Data records
· · ·

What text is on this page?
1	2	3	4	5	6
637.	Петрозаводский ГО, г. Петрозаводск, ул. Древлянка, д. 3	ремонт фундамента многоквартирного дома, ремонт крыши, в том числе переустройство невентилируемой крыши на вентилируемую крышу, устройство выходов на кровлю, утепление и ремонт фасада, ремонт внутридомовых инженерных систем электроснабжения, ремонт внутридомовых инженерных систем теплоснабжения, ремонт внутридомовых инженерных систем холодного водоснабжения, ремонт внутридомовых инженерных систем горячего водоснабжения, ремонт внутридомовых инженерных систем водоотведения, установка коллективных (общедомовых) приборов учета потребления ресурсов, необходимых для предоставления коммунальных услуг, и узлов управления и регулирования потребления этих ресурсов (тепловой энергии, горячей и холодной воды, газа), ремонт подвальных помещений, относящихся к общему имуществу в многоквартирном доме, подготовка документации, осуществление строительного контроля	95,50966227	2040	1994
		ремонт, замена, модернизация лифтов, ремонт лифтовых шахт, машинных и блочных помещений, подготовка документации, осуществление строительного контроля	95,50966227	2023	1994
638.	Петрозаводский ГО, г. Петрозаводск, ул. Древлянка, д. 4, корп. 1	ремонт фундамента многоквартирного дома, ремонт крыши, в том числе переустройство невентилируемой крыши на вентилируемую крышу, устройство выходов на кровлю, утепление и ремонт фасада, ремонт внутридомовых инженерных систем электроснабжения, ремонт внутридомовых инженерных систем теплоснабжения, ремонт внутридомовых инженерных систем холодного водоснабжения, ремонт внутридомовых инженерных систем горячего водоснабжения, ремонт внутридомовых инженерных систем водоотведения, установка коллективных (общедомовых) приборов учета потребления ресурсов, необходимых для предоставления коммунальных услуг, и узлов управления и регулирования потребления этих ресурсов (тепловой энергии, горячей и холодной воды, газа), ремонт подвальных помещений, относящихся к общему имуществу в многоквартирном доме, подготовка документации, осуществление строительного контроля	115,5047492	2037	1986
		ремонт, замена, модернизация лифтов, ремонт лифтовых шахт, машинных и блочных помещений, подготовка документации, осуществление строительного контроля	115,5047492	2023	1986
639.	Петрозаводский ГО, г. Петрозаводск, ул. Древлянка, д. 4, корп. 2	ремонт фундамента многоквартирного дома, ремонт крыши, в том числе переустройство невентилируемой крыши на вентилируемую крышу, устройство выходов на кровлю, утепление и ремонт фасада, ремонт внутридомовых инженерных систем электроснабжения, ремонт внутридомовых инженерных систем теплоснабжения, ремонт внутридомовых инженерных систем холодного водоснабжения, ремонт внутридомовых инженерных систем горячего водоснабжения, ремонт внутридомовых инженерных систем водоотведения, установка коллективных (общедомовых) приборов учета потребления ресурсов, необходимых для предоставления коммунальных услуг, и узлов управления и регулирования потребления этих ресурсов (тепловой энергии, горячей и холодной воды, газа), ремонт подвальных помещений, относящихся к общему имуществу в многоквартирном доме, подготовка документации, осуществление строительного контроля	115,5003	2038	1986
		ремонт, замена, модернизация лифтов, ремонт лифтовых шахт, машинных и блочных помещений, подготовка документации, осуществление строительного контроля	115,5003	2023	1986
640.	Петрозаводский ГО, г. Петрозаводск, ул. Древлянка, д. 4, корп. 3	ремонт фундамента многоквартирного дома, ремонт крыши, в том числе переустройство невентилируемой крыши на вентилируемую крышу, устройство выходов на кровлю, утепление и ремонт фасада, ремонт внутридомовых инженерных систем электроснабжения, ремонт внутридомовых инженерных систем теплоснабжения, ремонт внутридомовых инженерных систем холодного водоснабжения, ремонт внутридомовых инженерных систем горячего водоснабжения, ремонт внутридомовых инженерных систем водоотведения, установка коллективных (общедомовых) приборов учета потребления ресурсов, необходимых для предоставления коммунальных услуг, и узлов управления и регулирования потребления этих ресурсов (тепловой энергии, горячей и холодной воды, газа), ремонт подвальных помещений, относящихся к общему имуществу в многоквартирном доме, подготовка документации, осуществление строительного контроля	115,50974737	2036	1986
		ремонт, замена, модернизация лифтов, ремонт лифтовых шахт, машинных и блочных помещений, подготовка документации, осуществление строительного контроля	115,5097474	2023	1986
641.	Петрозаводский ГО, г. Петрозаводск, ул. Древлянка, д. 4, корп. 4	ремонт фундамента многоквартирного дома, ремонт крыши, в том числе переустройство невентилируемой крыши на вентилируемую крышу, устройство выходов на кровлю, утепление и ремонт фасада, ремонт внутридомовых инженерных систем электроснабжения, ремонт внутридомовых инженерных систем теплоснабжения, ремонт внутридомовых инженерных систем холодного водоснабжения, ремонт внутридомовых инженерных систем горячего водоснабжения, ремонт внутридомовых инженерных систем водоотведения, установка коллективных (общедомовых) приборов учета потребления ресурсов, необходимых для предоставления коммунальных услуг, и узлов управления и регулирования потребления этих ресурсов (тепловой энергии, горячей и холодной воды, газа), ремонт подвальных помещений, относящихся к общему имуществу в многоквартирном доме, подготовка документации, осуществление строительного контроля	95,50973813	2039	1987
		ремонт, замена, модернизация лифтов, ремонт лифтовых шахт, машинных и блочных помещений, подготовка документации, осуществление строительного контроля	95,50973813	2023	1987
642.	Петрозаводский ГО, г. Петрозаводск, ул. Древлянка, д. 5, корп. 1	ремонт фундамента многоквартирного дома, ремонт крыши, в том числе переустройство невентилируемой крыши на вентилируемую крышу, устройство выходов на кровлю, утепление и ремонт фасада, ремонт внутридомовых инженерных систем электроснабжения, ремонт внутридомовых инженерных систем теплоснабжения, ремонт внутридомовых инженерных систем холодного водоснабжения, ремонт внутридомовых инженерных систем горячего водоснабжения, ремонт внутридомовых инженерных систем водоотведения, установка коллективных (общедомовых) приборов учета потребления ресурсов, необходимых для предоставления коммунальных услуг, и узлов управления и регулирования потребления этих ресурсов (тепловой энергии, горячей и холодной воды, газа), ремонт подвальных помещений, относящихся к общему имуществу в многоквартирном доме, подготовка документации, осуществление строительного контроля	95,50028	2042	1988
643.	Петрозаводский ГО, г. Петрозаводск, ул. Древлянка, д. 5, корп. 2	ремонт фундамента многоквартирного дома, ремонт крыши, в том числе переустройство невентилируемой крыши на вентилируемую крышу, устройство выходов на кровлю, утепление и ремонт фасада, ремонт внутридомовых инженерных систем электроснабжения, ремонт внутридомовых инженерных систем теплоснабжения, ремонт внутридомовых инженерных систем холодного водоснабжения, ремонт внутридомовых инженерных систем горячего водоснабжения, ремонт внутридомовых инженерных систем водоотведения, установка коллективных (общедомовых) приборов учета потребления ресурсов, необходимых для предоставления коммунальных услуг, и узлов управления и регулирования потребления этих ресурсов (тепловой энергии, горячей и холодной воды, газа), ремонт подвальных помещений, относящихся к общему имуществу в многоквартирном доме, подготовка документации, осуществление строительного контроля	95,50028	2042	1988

· · ·

■ **What is required**: Reproduce all of the entries word for word.

■ **Completed task**:
What text is on this page?
1	2	3	4	5	6
637.	Петрозаводский ГО, г. Петрозаводск, ул. Древлянка, д. 3	ремонт фундамента многоквартирного дома, ремонт крыши, в том числе переустройство невентилируемой крыши на вентилируемую крышу, устройство выходов на кровлю, утепление и ремонт фасада, ремонт внутридомовых инженерных систем электроснабжения, ремонт внутридомовых инженерных систем теплоснабжения, ремонт внутридомовых инженерных систем холодного водоснабжения, ремонт внутридомовых инженерных систем горячего водоснабжения, ремонт внутридомовых инженерных систем водоотведения, установка коллективных (общедомовых) приборов учета потребления ресурсов, необходимых для предоставления коммунальных услуг, и узлов управления и регулирования потребления этих ресурсов (тепловой энергии, горячей и холодной воды, газа), ремонт подвальных помещений, относящихся к общему имуществу в многоквартирном доме, подготовка документации, осуществление строительного контроля	95,50966227	2040	1994
		ремонт, замена, модернизация лифтов, ремонт лифтовых шахт, машинных и блочных помещений, подготовка документации, осуществление строительного контроля	95,50966227	2023	1994
638.	Петрозаводский ГО, г. Петрозаводск, ул. Древлянка, д. 4, корп. 1	ремонт фундамента многоквартирного дома, ремонт крыши, в том числе переустройство невентилируемой крыши на вентилируемую крышу, устройство выходов на кровлю, утепление и ремонт фасада, ремонт внутридомовых инженерных систем электроснабжения, ремонт внутридомовых инженерных систем теплоснабжения, ремонт внутридомовых инженерных систем холодного водоснабжения, ремонт внутридомовых инженерных систем горячего водоснабжения, ремонт внутридомовых инженерных систем водоотведения, установка коллективных (общедомовых) приборов учета потребления ресурсов, необходимых для предоставления коммунальных услуг, и узлов управления и регулирования потребления этих ресурсов (тепловой энергии, горячей и холодной воды, газа), ремонт подвальных помещений, относящихся к общему имуществу в многоквартирном доме, подготовка документации, осуществление строительного контроля	115,5047492	2037	1986
		ремонт, замена, модернизация лифтов, ремонт лифтовых шахт, машинных и блочных помещений, подготовка документации, осуществление строительного контроля	115,5047492	2023	1986
639.	Петрозаводский ГО, г. Петрозаводск, ул. Древлянка, д. 4, корп. 2	ремонт фундамента многоквартирного дома, ремонт крыши, в том числе переустройство невентилируемой крыши на вентилируемую крышу, устройство выходов на кровлю, утепление и ремонт фасада, ремонт внутридомовых инженерных систем электроснабжения, ремонт внутридомовых инженерных систем теплоснабжения, ремонт внутридомовых инженерных систем холодного водоснабжения, ремонт внутридомовых инженерных систем горячего водоснабжения, ремонт внутридомовых инженерных систем водоотведения, установка коллективных (общедомовых) приборов учета потребления ресурсов, необходимых для предоставления коммунальных услуг, и узлов управления и регулирования потребления этих ресурсов (тепловой энергии, горячей и холодной воды, газа), ремонт подвальных помещений, относящихся к общему имуществу в многоквартирном доме, подготовка документации, осуществление строительного контроля	115,5003	2038	1986
		ремонт, замена, модернизация лифтов, ремонт лифтовых шахт, машинных и блочных помещений, подготовка документации, осуществление строительного контроля	115,5003	2023	1986
640.	Петрозаводский ГО, г. Петрозаводск, ул. Древлянка, д. 4, корп. 3	ремонт фундамента многоквартирного дома, ремонт крыши, в том числе переустройство невентилируемой крыши на вентилируемую крышу, устройство выходов на кровлю, утепление и ремонт фасада, ремонт внутридомовых инженерных систем электроснабжения, ремонт внутридомовых инженерных систем теплоснабжения, ремонт внутридомовых инженерных систем холодного водоснабжения, ремонт внутридомовых инженерных систем горячего водоснабжения, ремонт внутридомовых инженерных систем водоотведения, установка коллективных (общедомовых) приборов учета потребления ресурсов, необходимых для предоставления коммунальных услуг, и узлов управления и регулирования потребления этих ресурсов (тепловой энергии, горячей и холодной воды, газа), ремонт подвальных помещений, относящихся к общему имуществу в многоквартирном доме, подготовка документации, осуществление строительного контроля	115,50974737	2036	1986
		ремонт, замена, модернизация лифтов, ремонт лифтовых шахт, машинных и блочных помещений, подготовка документации, осуществление строительного контроля	115,5097474	2023	1986
641.	Петрозаводский ГО, г. Петрозаводск, ул. Древлянка, д. 4, корп. 4	ремонт фундамента многоквартирного дома, ремонт крыши, в том числе переустройство невентилируемой крыши на вентилируемую крышу, устройство выходов на кровлю, утепление и ремонт фасада, ремонт внутридомовых инженерных систем электроснабжения, ремонт внутридомовых инженерных систем теплоснабжения, ремонт внутридомовых инженерных систем холодного водоснабжения, ремонт внутридомовых инженерных систем горячего водоснабжения, ремонт внутридомовых инженерных систем водоотведения, установка коллективных (общедомовых) приборов учета потребления ресурсов, необходимых для предоставления коммунальных услуг, и узлов управления и регулирования потребления этих ресурсов (тепловой энергии, горячей и холодной воды, газа), ремонт подвальных помещений, относящихся к общему имуществу в многоквартирном доме, подготовка документации, осуществление строительного контроля	95,50973813	2039	1987
		ремонт, замена, модернизация лифтов, ремонт лифтовых шахт, машинных и блочных помещений, подготовка документации, осуществление строительного контроля	95,50973813	2023	1987
642.	Петрозаводский ГО, г. Петрозаводск, ул. Древлянка, д. 5, корп. 1	ремонт фундамента многоквартирного дома, ремонт крыши, в том числе переустройство невентилируемой крыши на вентилируемую крышу, устройство выходов на кровлю, утепление и ремонт фасада, ремонт внутридомовых инженерных систем электроснабжения, ремонт внутридомовых инженерных систем теплоснабжения, ремонт внутридомовых инженерных систем холодного водоснабжения, ремонт внутридомовых инженерных систем горячего водоснабжения, ремонт внутридомовых инженерных систем водоотведения, установка коллективных (общедомовых) приборов учета потребления ресурсов, необходимых для предоставления коммунальных услуг, и узлов управления и регулирования потребления этих ресурсов (тепловой энергии, горячей и холодной воды, газа), ремонт подвальных помещений, относящихся к общему имуществу в многоквартирном доме, подготовка документации, осуществление строительного контроля	95,50028	2042	1988
643.	Петрозаводский ГО, г. Петрозаводск, ул. Древлянка, д. 5, корп. 2	ремонт фундамента многоквартирного дома, ремонт крыши, в том числе переустройство невентилируемой крыши на вентилируемую крышу, устройство выходов на кровлю, утепление и ремонт фасада, ремонт внутридомовых инженерных систем электроснабжения, ремонт внутридомовых инженерных систем теплоснабжения, ремонт внутридомовых инженерных систем холодного водоснабжения, ремонт внутридомовых инженерных систем горячего водоснабжения, ремонт внутридомовых инженерных систем водоотведения, установка коллективных (общедомовых) приборов учета потребления ресурсов, необходимых для предоставления коммунальных услуг, и узлов управления и регулирования потребления этих ресурсов (тепловой энергии, горячей и холодной воды, газа), ремонт подвальных помещений, относящихся к общему имуществу в многоквартирном доме, подготовка документации, осуществление строительного контроля	95,50028	2042	1988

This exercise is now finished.